* WHAT THE TASK ASKS: Print the entries below word for word; the pictures stay out of your copy.
DATA start
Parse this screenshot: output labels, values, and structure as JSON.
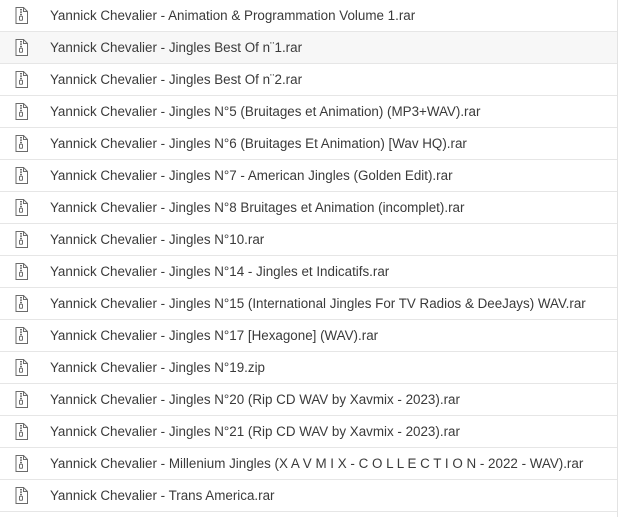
{
  "files": [
    {
      "name": "Yannick Chevalier - Animation & Programmation Volume 1.rar",
      "icon": "archive-file-icon"
    },
    {
      "name": "Yannick Chevalier - Jingles Best Of n¨1.rar",
      "icon": "archive-file-icon"
    },
    {
      "name": "Yannick Chevalier - Jingles Best Of n¨2.rar",
      "icon": "archive-file-icon"
    },
    {
      "name": "Yannick Chevalier - Jingles N°5 (Bruitages et Animation) (MP3+WAV).rar",
      "icon": "archive-file-icon"
    },
    {
      "name": "Yannick Chevalier - Jingles N°6 (Bruitages Et Animation) [Wav HQ).rar",
      "icon": "archive-file-icon"
    },
    {
      "name": "Yannick Chevalier - Jingles N°7 - American Jingles (Golden Edit).rar",
      "icon": "archive-file-icon"
    },
    {
      "name": "Yannick Chevalier - Jingles N°8 Bruitages et Animation (incomplet).rar",
      "icon": "archive-file-icon"
    },
    {
      "name": "Yannick Chevalier - Jingles N°10.rar",
      "icon": "archive-file-icon"
    },
    {
      "name": "Yannick Chevalier - Jingles N°14 - Jingles et Indicatifs.rar",
      "icon": "archive-file-icon"
    },
    {
      "name": "Yannick Chevalier - Jingles N°15 (International Jingles For TV Radios & DeeJays) WAV.rar",
      "icon": "archive-file-icon"
    },
    {
      "name": "Yannick Chevalier - Jingles N°17 [Hexagone] (WAV).rar",
      "icon": "archive-file-icon"
    },
    {
      "name": "Yannick Chevalier - Jingles N°19.zip",
      "icon": "archive-file-icon"
    },
    {
      "name": "Yannick Chevalier - Jingles N°20 (Rip CD WAV by Xavmix - 2023).rar",
      "icon": "archive-file-icon"
    },
    {
      "name": "Yannick Chevalier - Jingles N°21 (Rip CD WAV by Xavmix - 2023).rar",
      "icon": "archive-file-icon"
    },
    {
      "name": "Yannick Chevalier - Millenium Jingles (X A V M I X - C O L L E C T I O N - 2022 - WAV).rar",
      "icon": "archive-file-icon"
    },
    {
      "name": "Yannick Chevalier - Trans America.rar",
      "icon": "archive-file-icon"
    }
  ],
  "colors": {
    "text": "#3a3a3a",
    "icon_stroke": "#6b6b6b",
    "divider": "#e6e6e6",
    "highlight": "#f7f7f7"
  }
}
DATA end
* RESPONSE:
Parse this screenshot: output labels, values, and structure as JSON.
{
  "files": [
    {
      "name": "Yannick Chevalier - Animation & Programmation Volume 1.rar",
      "icon": "archive-file-icon"
    },
    {
      "name": "Yannick Chevalier - Jingles Best Of n¨1.rar",
      "icon": "archive-file-icon"
    },
    {
      "name": "Yannick Chevalier - Jingles Best Of n¨2.rar",
      "icon": "archive-file-icon"
    },
    {
      "name": "Yannick Chevalier - Jingles N°5 (Bruitages et Animation) (MP3+WAV).rar",
      "icon": "archive-file-icon"
    },
    {
      "name": "Yannick Chevalier - Jingles N°6 (Bruitages Et Animation) [Wav HQ).rar",
      "icon": "archive-file-icon"
    },
    {
      "name": "Yannick Chevalier - Jingles N°7 - American Jingles (Golden Edit).rar",
      "icon": "archive-file-icon"
    },
    {
      "name": "Yannick Chevalier - Jingles N°8 Bruitages et Animation (incomplet).rar",
      "icon": "archive-file-icon"
    },
    {
      "name": "Yannick Chevalier - Jingles N°10.rar",
      "icon": "archive-file-icon"
    },
    {
      "name": "Yannick Chevalier - Jingles N°14 - Jingles et Indicatifs.rar",
      "icon": "archive-file-icon"
    },
    {
      "name": "Yannick Chevalier - Jingles N°15 (International Jingles For TV Radios & DeeJays) WAV.rar",
      "icon": "archive-file-icon"
    },
    {
      "name": "Yannick Chevalier - Jingles N°17 [Hexagone] (WAV).rar",
      "icon": "archive-file-icon"
    },
    {
      "name": "Yannick Chevalier - Jingles N°19.zip",
      "icon": "archive-file-icon"
    },
    {
      "name": "Yannick Chevalier - Jingles N°20 (Rip CD WAV by Xavmix - 2023).rar",
      "icon": "archive-file-icon"
    },
    {
      "name": "Yannick Chevalier - Jingles N°21 (Rip CD WAV by Xavmix - 2023).rar",
      "icon": "archive-file-icon"
    },
    {
      "name": "Yannick Chevalier - Millenium Jingles (X A V M I X - C O L L E C T I O N - 2022 - WAV).rar",
      "icon": "archive-file-icon"
    },
    {
      "name": "Yannick Chevalier - Trans America.rar",
      "icon": "archive-file-icon"
    }
  ],
  "colors": {
    "text": "#3a3a3a",
    "icon_stroke": "#6b6b6b",
    "divider": "#e6e6e6",
    "highlight": "#f7f7f7"
  }
}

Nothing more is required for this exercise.